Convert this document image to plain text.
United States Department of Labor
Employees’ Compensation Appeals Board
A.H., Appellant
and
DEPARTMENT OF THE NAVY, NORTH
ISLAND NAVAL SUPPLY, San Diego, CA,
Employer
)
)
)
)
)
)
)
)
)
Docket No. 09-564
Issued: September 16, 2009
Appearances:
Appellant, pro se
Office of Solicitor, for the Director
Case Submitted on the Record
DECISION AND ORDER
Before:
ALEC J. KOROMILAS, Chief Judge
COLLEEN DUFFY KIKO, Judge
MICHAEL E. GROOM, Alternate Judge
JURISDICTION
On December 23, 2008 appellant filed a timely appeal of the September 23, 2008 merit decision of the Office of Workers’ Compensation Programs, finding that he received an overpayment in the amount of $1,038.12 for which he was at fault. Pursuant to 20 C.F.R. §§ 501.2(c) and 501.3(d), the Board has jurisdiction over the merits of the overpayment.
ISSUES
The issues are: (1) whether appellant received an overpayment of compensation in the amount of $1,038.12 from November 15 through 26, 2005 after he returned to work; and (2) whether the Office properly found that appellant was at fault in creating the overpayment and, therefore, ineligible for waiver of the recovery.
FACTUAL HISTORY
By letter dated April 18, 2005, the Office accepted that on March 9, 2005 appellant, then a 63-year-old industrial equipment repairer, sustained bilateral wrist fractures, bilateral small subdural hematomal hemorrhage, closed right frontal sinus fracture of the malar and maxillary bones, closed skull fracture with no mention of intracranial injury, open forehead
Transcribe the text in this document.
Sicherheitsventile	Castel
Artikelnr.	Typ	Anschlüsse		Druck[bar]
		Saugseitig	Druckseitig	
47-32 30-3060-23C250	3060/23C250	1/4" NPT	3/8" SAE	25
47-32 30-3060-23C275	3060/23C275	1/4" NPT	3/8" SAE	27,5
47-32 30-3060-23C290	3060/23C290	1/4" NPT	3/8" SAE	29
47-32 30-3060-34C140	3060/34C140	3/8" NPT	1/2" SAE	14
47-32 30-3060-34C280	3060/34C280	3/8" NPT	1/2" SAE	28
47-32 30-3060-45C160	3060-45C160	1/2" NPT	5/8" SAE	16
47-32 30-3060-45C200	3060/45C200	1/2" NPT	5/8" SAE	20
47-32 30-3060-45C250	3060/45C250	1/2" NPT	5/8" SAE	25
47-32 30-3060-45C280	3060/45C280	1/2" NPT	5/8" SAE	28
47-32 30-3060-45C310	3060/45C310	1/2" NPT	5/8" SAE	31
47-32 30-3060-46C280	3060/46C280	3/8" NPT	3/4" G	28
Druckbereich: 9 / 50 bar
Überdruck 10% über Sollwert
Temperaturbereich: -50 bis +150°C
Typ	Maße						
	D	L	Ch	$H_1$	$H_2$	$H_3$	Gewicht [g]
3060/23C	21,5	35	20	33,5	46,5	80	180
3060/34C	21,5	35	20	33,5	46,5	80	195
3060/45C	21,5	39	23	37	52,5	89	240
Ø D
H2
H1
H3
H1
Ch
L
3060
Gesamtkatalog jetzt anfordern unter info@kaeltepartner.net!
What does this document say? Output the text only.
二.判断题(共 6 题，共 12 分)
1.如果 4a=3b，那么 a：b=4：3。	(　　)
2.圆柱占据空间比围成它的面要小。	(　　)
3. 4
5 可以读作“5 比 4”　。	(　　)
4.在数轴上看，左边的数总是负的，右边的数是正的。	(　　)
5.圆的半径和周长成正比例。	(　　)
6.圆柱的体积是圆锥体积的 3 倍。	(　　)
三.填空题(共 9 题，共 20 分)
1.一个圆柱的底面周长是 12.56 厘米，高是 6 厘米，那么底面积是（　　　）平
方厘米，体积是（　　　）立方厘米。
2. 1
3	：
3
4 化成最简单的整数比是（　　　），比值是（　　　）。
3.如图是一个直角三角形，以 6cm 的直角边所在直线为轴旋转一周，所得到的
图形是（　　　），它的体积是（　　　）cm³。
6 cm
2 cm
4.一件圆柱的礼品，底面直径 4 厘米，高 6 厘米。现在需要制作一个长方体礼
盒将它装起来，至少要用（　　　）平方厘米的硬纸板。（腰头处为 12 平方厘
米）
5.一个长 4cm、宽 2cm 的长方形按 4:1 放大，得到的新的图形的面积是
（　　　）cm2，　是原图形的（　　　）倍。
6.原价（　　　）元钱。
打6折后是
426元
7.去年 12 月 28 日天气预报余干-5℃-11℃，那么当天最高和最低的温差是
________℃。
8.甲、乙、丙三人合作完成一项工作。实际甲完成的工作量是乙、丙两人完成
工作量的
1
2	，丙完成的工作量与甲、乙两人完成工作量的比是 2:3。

===

[WHAT TO WORK ON]: Give only the number of lines in the data that hold the word "received".

[WRITTEN REPLY]: 2